## Start Record excerpts

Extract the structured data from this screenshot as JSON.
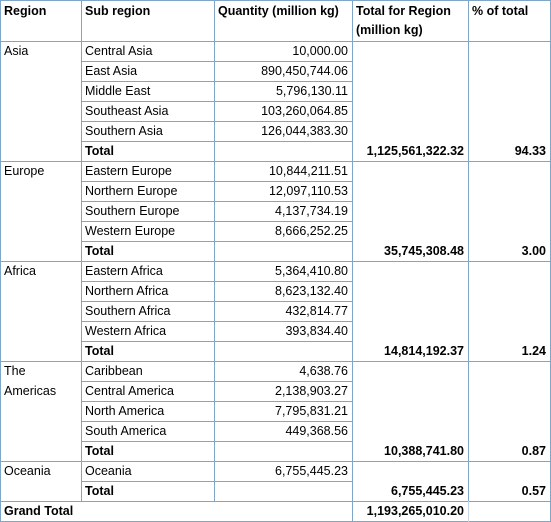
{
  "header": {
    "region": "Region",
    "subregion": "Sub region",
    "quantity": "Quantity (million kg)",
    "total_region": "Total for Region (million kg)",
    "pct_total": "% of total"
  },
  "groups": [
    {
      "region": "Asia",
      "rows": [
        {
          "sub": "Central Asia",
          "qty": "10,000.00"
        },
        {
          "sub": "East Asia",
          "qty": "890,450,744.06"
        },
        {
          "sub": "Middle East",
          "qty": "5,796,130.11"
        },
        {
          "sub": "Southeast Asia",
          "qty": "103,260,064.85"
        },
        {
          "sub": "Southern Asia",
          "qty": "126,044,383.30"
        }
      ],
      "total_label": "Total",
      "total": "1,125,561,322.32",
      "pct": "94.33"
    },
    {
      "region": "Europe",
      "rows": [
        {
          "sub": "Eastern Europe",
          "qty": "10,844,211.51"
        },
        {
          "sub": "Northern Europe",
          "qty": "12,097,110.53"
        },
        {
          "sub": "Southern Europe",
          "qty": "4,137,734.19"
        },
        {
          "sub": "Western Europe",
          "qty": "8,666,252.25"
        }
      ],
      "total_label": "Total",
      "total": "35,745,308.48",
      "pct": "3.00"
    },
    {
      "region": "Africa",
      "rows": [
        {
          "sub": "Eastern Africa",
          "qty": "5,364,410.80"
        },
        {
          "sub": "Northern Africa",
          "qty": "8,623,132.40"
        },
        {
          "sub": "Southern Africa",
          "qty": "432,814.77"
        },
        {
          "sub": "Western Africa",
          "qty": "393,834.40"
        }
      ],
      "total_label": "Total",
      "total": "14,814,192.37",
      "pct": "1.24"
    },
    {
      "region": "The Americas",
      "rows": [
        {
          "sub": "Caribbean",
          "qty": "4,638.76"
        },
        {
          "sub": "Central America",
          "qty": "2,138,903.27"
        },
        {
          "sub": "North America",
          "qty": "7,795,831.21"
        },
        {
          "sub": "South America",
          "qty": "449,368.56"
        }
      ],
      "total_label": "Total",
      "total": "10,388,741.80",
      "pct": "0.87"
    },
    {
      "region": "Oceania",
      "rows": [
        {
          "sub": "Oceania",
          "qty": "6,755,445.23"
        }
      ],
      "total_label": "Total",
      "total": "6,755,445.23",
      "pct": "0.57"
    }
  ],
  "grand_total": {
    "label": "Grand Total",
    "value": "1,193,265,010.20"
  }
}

## End Record excerpts

Say how many lines of the listing above contain "million", with no other words.

2